**REQUIREMENTS**:
Every record below should be written out exactly; pictures stay out.

**INFORMATION PROVIDED**:
====
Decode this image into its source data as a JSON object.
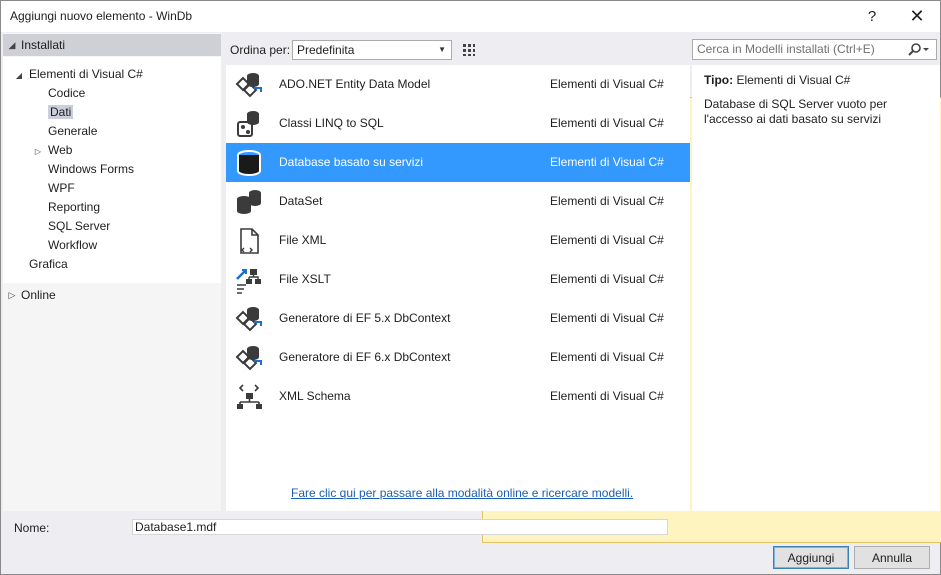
{
  "window": {
    "title": "Aggiungi nuovo elemento - WinDb",
    "help_label": "?",
    "close_label": "✕"
  },
  "tree": {
    "installed_label": "Installati",
    "items": [
      {
        "label": "Elementi di Visual C#",
        "indent": 1,
        "expander": "◢"
      },
      {
        "label": "Codice",
        "indent": 2
      },
      {
        "label": "Dati",
        "indent": 2,
        "selected": true
      },
      {
        "label": "Generale",
        "indent": 2
      },
      {
        "label": "Web",
        "indent": 2,
        "expander": "▷"
      },
      {
        "label": "Windows Forms",
        "indent": 2
      },
      {
        "label": "WPF",
        "indent": 2
      },
      {
        "label": "Reporting",
        "indent": 2
      },
      {
        "label": "SQL Server",
        "indent": 2
      },
      {
        "label": "Workflow",
        "indent": 2
      },
      {
        "label": "Grafica",
        "indent": 1
      }
    ],
    "online_label": "Online"
  },
  "toolbar": {
    "sort_label": "Ordina per:",
    "sort_value": "Predefinita",
    "search_placeholder": "Cerca in Modelli installati (Ctrl+E)"
  },
  "templates": [
    {
      "name": "ADO.NET Entity Data Model",
      "category": "Elementi di Visual C#",
      "icon": "entity-model-icon"
    },
    {
      "name": "Classi LINQ to SQL",
      "category": "Elementi di Visual C#",
      "icon": "linq-classes-icon"
    },
    {
      "name": "Database basato su servizi",
      "category": "Elementi di Visual C#",
      "icon": "database-icon",
      "selected": true
    },
    {
      "name": "DataSet",
      "category": "Elementi di Visual C#",
      "icon": "dataset-icon"
    },
    {
      "name": "File XML",
      "category": "Elementi di Visual C#",
      "icon": "xml-file-icon"
    },
    {
      "name": "File XSLT",
      "category": "Elementi di Visual C#",
      "icon": "xslt-file-icon"
    },
    {
      "name": "Generatore di EF 5.x DbContext",
      "category": "Elementi di Visual C#",
      "icon": "ef-generator-icon"
    },
    {
      "name": "Generatore di EF 6.x DbContext",
      "category": "Elementi di Visual C#",
      "icon": "ef-generator-icon"
    },
    {
      "name": "XML Schema",
      "category": "Elementi di Visual C#",
      "icon": "xml-schema-icon"
    }
  ],
  "online_link": "Fare clic qui per passare alla modalità online e ricercare modelli.",
  "detail": {
    "type_label": "Tipo:",
    "type_value": "Elementi di Visual C#",
    "description": "Database di SQL Server vuoto per l'accesso ai dati basato su servizi"
  },
  "footer": {
    "name_label": "Nome:",
    "name_value": "Database1.mdf",
    "add_label": "Aggiungi",
    "cancel_label": "Annulla"
  },
  "colors": {
    "selection": "#3399ff",
    "link": "#1a5fb4",
    "tree_selected": "#cccedb"
  }
}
====
**FINAL ANSWER**:
Decode this image into its source data as a JSON object.
{
  "window": {
    "title": "Aggiungi nuovo elemento - WinDb",
    "help_label": "?",
    "close_label": "✕"
  },
  "tree": {
    "installed_label": "Installati",
    "items": [
      {
        "label": "Elementi di Visual C#",
        "indent": 1,
        "expander": "◢"
      },
      {
        "label": "Codice",
        "indent": 2
      },
      {
        "label": "Dati",
        "indent": 2,
        "selected": true
      },
      {
        "label": "Generale",
        "indent": 2
      },
      {
        "label": "Web",
        "indent": 2,
        "expander": "▷"
      },
      {
        "label": "Windows Forms",
        "indent": 2
      },
      {
        "label": "WPF",
        "indent": 2
      },
      {
        "label": "Reporting",
        "indent": 2
      },
      {
        "label": "SQL Server",
        "indent": 2
      },
      {
        "label": "Workflow",
        "indent": 2
      },
      {
        "label": "Grafica",
        "indent": 1
      }
    ],
    "online_label": "Online"
  },
  "toolbar": {
    "sort_label": "Ordina per:",
    "sort_value": "Predefinita",
    "search_placeholder": "Cerca in Modelli installati (Ctrl+E)"
  },
  "templates": [
    {
      "name": "ADO.NET Entity Data Model",
      "category": "Elementi di Visual C#",
      "icon": "entity-model-icon"
    },
    {
      "name": "Classi LINQ to SQL",
      "category": "Elementi di Visual C#",
      "icon": "linq-classes-icon"
    },
    {
      "name": "Database basato su servizi",
      "category": "Elementi di Visual C#",
      "icon": "database-icon",
      "selected": true
    },
    {
      "name": "DataSet",
      "category": "Elementi di Visual C#",
      "icon": "dataset-icon"
    },
    {
      "name": "File XML",
      "category": "Elementi di Visual C#",
      "icon": "xml-file-icon"
    },
    {
      "name": "File XSLT",
      "category": "Elementi di Visual C#",
      "icon": "xslt-file-icon"
    },
    {
      "name": "Generatore di EF 5.x DbContext",
      "category": "Elementi di Visual C#",
      "icon": "ef-generator-icon"
    },
    {
      "name": "Generatore di EF 6.x DbContext",
      "category": "Elementi di Visual C#",
      "icon": "ef-generator-icon"
    },
    {
      "name": "XML Schema",
      "category": "Elementi di Visual C#",
      "icon": "xml-schema-icon"
    }
  ],
  "online_link": "Fare clic qui per passare alla modalità online e ricercare modelli.",
  "detail": {
    "type_label": "Tipo:",
    "type_value": "Elementi di Visual C#",
    "description": "Database di SQL Server vuoto per l'accesso ai dati basato su servizi"
  },
  "footer": {
    "name_label": "Nome:",
    "name_value": "Database1.mdf",
    "add_label": "Aggiungi",
    "cancel_label": "Annulla"
  },
  "colors": {
    "selection": "#3399ff",
    "link": "#1a5fb4",
    "tree_selected": "#cccedb"
  }
}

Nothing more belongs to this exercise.